[Data entries]
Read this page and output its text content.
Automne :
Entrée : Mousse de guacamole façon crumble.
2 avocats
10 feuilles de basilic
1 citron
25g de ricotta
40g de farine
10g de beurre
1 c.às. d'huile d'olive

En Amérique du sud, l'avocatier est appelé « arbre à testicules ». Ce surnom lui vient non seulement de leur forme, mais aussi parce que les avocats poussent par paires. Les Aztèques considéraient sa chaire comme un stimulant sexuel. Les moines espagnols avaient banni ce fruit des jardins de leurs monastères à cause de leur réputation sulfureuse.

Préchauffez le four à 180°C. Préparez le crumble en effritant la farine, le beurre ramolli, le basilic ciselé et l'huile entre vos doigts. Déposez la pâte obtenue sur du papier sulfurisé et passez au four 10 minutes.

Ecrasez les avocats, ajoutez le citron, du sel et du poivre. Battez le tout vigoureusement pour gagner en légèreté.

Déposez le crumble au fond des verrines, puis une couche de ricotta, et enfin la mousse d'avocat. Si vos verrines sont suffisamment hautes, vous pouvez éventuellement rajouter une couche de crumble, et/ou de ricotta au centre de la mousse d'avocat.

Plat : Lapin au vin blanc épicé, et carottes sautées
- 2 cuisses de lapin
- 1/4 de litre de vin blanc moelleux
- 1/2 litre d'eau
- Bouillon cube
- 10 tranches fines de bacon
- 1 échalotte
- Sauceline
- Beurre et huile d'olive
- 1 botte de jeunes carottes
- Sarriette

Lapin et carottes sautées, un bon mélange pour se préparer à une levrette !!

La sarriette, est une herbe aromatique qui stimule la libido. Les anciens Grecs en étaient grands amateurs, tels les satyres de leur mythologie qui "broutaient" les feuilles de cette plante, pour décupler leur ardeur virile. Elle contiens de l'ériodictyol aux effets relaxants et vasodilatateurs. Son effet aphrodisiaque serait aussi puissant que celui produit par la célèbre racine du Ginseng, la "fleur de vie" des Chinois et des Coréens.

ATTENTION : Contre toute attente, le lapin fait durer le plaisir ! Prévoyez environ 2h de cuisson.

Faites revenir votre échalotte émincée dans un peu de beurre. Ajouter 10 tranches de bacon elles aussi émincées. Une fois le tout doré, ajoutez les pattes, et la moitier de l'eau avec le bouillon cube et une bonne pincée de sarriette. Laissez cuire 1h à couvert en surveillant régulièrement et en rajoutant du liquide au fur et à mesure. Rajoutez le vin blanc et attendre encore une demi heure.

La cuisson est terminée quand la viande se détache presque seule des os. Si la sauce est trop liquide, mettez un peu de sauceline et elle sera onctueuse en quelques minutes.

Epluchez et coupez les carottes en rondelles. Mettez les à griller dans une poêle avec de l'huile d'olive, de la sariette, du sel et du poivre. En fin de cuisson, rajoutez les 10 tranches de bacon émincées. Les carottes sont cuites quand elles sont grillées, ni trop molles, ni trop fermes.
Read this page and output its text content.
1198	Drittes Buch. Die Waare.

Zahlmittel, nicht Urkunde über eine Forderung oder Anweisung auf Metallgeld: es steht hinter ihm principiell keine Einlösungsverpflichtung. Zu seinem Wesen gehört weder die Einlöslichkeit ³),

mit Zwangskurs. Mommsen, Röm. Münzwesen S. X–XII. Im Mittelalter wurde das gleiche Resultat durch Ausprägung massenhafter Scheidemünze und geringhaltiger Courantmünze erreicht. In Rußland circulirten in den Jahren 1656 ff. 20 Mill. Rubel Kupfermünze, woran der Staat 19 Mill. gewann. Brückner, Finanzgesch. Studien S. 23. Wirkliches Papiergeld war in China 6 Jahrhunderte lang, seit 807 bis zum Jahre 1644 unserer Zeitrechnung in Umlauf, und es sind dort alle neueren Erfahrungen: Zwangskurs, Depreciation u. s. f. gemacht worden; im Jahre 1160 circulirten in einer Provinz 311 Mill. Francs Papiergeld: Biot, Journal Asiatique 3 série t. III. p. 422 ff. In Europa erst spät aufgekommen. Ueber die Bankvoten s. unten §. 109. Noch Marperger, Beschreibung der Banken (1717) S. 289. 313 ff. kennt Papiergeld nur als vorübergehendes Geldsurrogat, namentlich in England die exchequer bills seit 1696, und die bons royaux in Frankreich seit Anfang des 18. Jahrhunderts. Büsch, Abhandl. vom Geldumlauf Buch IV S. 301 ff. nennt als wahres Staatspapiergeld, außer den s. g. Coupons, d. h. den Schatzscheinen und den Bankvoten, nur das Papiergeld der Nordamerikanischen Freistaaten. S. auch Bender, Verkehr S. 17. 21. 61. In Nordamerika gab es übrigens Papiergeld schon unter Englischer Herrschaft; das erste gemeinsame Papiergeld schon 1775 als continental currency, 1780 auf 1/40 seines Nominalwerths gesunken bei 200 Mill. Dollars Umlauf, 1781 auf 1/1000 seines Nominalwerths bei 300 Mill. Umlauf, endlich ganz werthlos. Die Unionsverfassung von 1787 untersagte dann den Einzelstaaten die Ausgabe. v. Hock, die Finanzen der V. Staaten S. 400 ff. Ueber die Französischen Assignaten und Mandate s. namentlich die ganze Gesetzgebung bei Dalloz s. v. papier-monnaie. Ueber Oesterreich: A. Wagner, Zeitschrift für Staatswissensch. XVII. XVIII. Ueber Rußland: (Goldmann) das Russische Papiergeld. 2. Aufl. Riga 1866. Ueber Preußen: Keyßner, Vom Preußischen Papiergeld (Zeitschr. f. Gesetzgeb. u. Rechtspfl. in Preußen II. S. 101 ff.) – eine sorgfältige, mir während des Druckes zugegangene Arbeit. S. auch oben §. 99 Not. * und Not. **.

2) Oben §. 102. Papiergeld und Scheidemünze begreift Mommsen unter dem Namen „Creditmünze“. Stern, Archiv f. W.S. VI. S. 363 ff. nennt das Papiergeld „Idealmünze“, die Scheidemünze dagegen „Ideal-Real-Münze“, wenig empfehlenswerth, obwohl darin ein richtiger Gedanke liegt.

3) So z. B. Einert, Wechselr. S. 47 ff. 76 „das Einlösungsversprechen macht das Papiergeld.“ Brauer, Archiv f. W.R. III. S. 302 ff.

WHAT YOU NEED TO DO:
All of the entries need to be reproduced exactly; please write them out.

FINAL ANSWER:
Read this page and output its text content.
Automne :
Entrée : Mousse de guacamole façon crumble.
2 avocats
10 feuilles de basilic
1 citron
25g de ricotta
40g de farine
10g de beurre
1 c.às. d'huile d'olive

En Amérique du sud, l'avocatier est appelé « arbre à testicules ». Ce surnom lui vient non seulement de leur forme, mais aussi parce que les avocats poussent par paires. Les Aztèques considéraient sa chaire comme un stimulant sexuel. Les moines espagnols avaient banni ce fruit des jardins de leurs monastères à cause de leur réputation sulfureuse.

Préchauffez le four à 180°C. Préparez le crumble en effritant la farine, le beurre ramolli, le basilic ciselé et l'huile entre vos doigts. Déposez la pâte obtenue sur du papier sulfurisé et passez au four 10 minutes.

Ecrasez les avocats, ajoutez le citron, du sel et du poivre. Battez le tout vigoureusement pour gagner en légèreté.

Déposez le crumble au fond des verrines, puis une couche de ricotta, et enfin la mousse d'avocat. Si vos verrines sont suffisamment hautes, vous pouvez éventuellement rajouter une couche de crumble, et/ou de ricotta au centre de la mousse d'avocat.

Plat : Lapin au vin blanc épicé, et carottes sautées
- 2 cuisses de lapin
- 1/4 de litre de vin blanc moelleux
- 1/2 litre d'eau
- Bouillon cube
- 10 tranches fines de bacon
- 1 échalotte
- Sauceline
- Beurre et huile d'olive
- 1 botte de jeunes carottes
- Sarriette

Lapin et carottes sautées, un bon mélange pour se préparer à une levrette !!

La sarriette, est une herbe aromatique qui stimule la libido. Les anciens Grecs en étaient grands amateurs, tels les satyres de leur mythologie qui "broutaient" les feuilles de cette plante, pour décupler leur ardeur virile. Elle contiens de l'ériodictyol aux effets relaxants et vasodilatateurs. Son effet aphrodisiaque serait aussi puissant que celui produit par la célèbre racine du Ginseng, la "fleur de vie" des Chinois et des Coréens.

ATTENTION : Contre toute attente, le lapin fait durer le plaisir ! Prévoyez environ 2h de cuisson.

Faites revenir votre échalotte émincée dans un peu de beurre. Ajouter 10 tranches de bacon elles aussi émincées. Une fois le tout doré, ajoutez les pattes, et la moitier de l'eau avec le bouillon cube et une bonne pincée de sarriette. Laissez cuire 1h à couvert en surveillant régulièrement et en rajoutant du liquide au fur et à mesure. Rajoutez le vin blanc et attendre encore une demi heure.

La cuisson est terminée quand la viande se détache presque seule des os. Si la sauce est trop liquide, mettez un peu de sauceline et elle sera onctueuse en quelques minutes.

Epluchez et coupez les carottes en rondelles. Mettez les à griller dans une poêle avec de l'huile d'olive, de la sariette, du sel et du poivre. En fin de cuisson, rajoutez les 10 tranches de bacon émincées. Les carottes sont cuites quand elles sont grillées, ni trop molles, ni trop fermes.
Read this page and output its text content.
1198	Drittes Buch. Die Waare.

Zahlmittel, nicht Urkunde über eine Forderung oder Anweisung auf Metallgeld: es steht hinter ihm principiell keine Einlösungsverpflichtung. Zu seinem Wesen gehört weder die Einlöslichkeit ³),

mit Zwangskurs. Mommsen, Röm. Münzwesen S. X–XII. Im Mittelalter wurde das gleiche Resultat durch Ausprägung massenhafter Scheidemünze und geringhaltiger Courantmünze erreicht. In Rußland circulirten in den Jahren 1656 ff. 20 Mill. Rubel Kupfermünze, woran der Staat 19 Mill. gewann. Brückner, Finanzgesch. Studien S. 23. Wirkliches Papiergeld war in China 6 Jahrhunderte lang, seit 807 bis zum Jahre 1644 unserer Zeitrechnung in Umlauf, und es sind dort alle neueren Erfahrungen: Zwangskurs, Depreciation u. s. f. gemacht worden; im Jahre 1160 circulirten in einer Provinz 311 Mill. Francs Papiergeld: Biot, Journal Asiatique 3 série t. III. p. 422 ff. In Europa erst spät aufgekommen. Ueber die Bankvoten s. unten §. 109. Noch Marperger, Beschreibung der Banken (1717) S. 289. 313 ff. kennt Papiergeld nur als vorübergehendes Geldsurrogat, namentlich in England die exchequer bills seit 1696, und die bons royaux in Frankreich seit Anfang des 18. Jahrhunderts. Büsch, Abhandl. vom Geldumlauf Buch IV S. 301 ff. nennt als wahres Staatspapiergeld, außer den s. g. Coupons, d. h. den Schatzscheinen und den Bankvoten, nur das Papiergeld der Nordamerikanischen Freistaaten. S. auch Bender, Verkehr S. 17. 21. 61. In Nordamerika gab es übrigens Papiergeld schon unter Englischer Herrschaft; das erste gemeinsame Papiergeld schon 1775 als continental currency, 1780 auf 1/40 seines Nominalwerths gesunken bei 200 Mill. Dollars Umlauf, 1781 auf 1/1000 seines Nominalwerths bei 300 Mill. Umlauf, endlich ganz werthlos. Die Unionsverfassung von 1787 untersagte dann den Einzelstaaten die Ausgabe. v. Hock, die Finanzen der V. Staaten S. 400 ff. Ueber die Französischen Assignaten und Mandate s. namentlich die ganze Gesetzgebung bei Dalloz s. v. papier-monnaie. Ueber Oesterreich: A. Wagner, Zeitschrift für Staatswissensch. XVII. XVIII. Ueber Rußland: (Goldmann) das Russische Papiergeld. 2. Aufl. Riga 1866. Ueber Preußen: Keyßner, Vom Preußischen Papiergeld (Zeitschr. f. Gesetzgeb. u. Rechtspfl. in Preußen II. S. 101 ff.) – eine sorgfältige, mir während des Druckes zugegangene Arbeit. S. auch oben §. 99 Not. * und Not. **.

2) Oben §. 102. Papiergeld und Scheidemünze begreift Mommsen unter dem Namen „Creditmünze“. Stern, Archiv f. W.S. VI. S. 363 ff. nennt das Papiergeld „Idealmünze“, die Scheidemünze dagegen „Ideal-Real-Münze“, wenig empfehlenswerth, obwohl darin ein richtiger Gedanke liegt.

3) So z. B. Einert, Wechselr. S. 47 ff. 76 „das Einlösungsversprechen macht das Papiergeld.“ Brauer, Archiv f. W.R. III. S. 302 ff.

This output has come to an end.